═════ MATERIAL PROVIDED ═════

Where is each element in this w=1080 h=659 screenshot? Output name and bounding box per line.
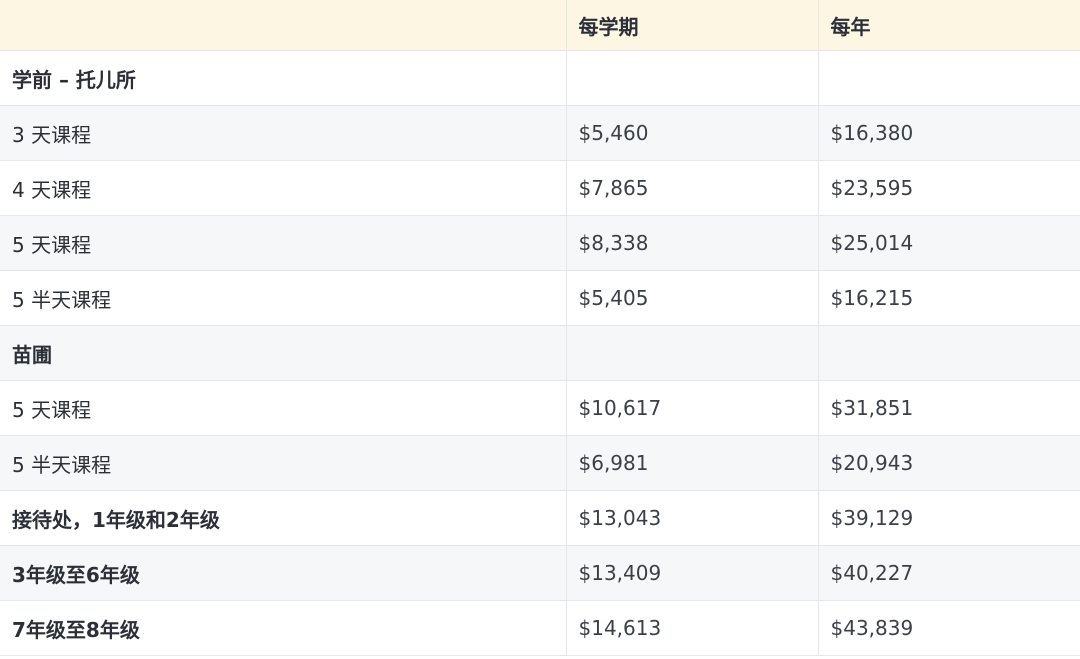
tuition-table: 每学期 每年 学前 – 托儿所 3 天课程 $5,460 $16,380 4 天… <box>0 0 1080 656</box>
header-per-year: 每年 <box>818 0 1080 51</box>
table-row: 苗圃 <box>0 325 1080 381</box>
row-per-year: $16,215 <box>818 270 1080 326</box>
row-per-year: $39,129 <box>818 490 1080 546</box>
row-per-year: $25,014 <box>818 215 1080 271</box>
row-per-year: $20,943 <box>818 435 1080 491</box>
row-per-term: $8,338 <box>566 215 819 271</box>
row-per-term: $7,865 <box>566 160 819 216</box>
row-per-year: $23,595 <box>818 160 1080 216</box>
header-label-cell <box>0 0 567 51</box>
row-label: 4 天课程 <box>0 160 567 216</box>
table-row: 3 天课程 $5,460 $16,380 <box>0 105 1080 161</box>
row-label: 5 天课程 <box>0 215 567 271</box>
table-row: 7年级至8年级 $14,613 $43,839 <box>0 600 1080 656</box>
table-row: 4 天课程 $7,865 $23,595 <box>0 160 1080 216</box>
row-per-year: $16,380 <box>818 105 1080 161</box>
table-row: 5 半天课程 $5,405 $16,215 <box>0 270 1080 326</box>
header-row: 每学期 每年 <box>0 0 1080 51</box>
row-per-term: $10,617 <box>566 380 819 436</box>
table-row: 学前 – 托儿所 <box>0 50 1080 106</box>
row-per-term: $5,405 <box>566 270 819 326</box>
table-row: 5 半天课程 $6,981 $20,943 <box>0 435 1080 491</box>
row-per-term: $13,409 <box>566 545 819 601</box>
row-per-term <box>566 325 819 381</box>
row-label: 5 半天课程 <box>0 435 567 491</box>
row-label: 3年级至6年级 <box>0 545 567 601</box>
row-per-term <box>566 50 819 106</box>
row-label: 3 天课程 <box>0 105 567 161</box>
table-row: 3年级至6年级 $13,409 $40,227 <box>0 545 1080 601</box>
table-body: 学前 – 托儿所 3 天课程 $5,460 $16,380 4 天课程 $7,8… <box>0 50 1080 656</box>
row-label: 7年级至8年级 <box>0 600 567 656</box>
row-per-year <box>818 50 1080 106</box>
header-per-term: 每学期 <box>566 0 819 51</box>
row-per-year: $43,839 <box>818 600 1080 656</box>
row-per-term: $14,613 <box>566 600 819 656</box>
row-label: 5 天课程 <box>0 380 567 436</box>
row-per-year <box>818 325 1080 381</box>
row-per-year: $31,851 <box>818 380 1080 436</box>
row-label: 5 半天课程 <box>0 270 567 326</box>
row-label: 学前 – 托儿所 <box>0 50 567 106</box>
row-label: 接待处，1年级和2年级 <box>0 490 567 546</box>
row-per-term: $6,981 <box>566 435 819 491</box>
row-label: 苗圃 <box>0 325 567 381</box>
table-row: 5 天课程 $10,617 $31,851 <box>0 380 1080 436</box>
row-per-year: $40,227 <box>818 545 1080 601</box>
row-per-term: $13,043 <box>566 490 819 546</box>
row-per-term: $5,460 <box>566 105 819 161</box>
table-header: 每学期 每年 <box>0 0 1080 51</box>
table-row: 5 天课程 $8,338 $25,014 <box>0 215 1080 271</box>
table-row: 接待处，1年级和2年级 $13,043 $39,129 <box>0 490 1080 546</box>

═════

**TASK BRIEF:** Reproduce every line of the records above word for word, omitting the pictures.

**SOLUTION:**
Where is each element in this w=1080 h=659 screenshot? Output name and bounding box per line.
tuition-table: 每学期 每年 学前 – 托儿所 3 天课程 $5,460 $16,380 4 天… <box>0 0 1080 656</box>
header-per-year: 每年 <box>818 0 1080 51</box>
table-row: 苗圃 <box>0 325 1080 381</box>
row-per-year: $16,215 <box>818 270 1080 326</box>
row-per-year: $39,129 <box>818 490 1080 546</box>
row-per-year: $25,014 <box>818 215 1080 271</box>
row-per-year: $20,943 <box>818 435 1080 491</box>
row-per-term: $8,338 <box>566 215 819 271</box>
row-per-term: $7,865 <box>566 160 819 216</box>
row-per-year: $23,595 <box>818 160 1080 216</box>
header-label-cell <box>0 0 567 51</box>
row-label: 4 天课程 <box>0 160 567 216</box>
table-row: 3 天课程 $5,460 $16,380 <box>0 105 1080 161</box>
row-label: 5 天课程 <box>0 215 567 271</box>
table-row: 7年级至8年级 $14,613 $43,839 <box>0 600 1080 656</box>
table-row: 4 天课程 $7,865 $23,595 <box>0 160 1080 216</box>
row-per-year: $16,380 <box>818 105 1080 161</box>
table-row: 5 半天课程 $5,405 $16,215 <box>0 270 1080 326</box>
header-row: 每学期 每年 <box>0 0 1080 51</box>
row-per-term: $10,617 <box>566 380 819 436</box>
table-row: 学前 – 托儿所 <box>0 50 1080 106</box>
row-per-term: $5,405 <box>566 270 819 326</box>
table-row: 5 半天课程 $6,981 $20,943 <box>0 435 1080 491</box>
row-per-term: $13,409 <box>566 545 819 601</box>
row-per-term <box>566 325 819 381</box>
row-label: 5 半天课程 <box>0 435 567 491</box>
row-label: 3年级至6年级 <box>0 545 567 601</box>
row-per-term <box>566 50 819 106</box>
row-label: 3 天课程 <box>0 105 567 161</box>
table-row: 3年级至6年级 $13,409 $40,227 <box>0 545 1080 601</box>
table-body: 学前 – 托儿所 3 天课程 $5,460 $16,380 4 天课程 $7,8… <box>0 50 1080 656</box>
row-label: 7年级至8年级 <box>0 600 567 656</box>
row-per-year <box>818 50 1080 106</box>
header-per-term: 每学期 <box>566 0 819 51</box>
row-per-year: $43,839 <box>818 600 1080 656</box>
row-per-term: $14,613 <box>566 600 819 656</box>
row-label: 5 天课程 <box>0 380 567 436</box>
row-per-year <box>818 325 1080 381</box>
row-per-year: $31,851 <box>818 380 1080 436</box>
row-label: 5 半天课程 <box>0 270 567 326</box>
row-label: 学前 – 托儿所 <box>0 50 567 106</box>
row-label: 接待处，1年级和2年级 <box>0 490 567 546</box>
row-per-term: $6,981 <box>566 435 819 491</box>
row-label: 苗圃 <box>0 325 567 381</box>
table-row: 5 天课程 $10,617 $31,851 <box>0 380 1080 436</box>
row-per-year: $40,227 <box>818 545 1080 601</box>
row-per-term: $13,043 <box>566 490 819 546</box>
row-per-term: $5,460 <box>566 105 819 161</box>
table-header: 每学期 每年 <box>0 0 1080 51</box>
table-row: 5 天课程 $8,338 $25,014 <box>0 215 1080 271</box>
table-row: 接待处，1年级和2年级 $13,043 $39,129 <box>0 490 1080 546</box>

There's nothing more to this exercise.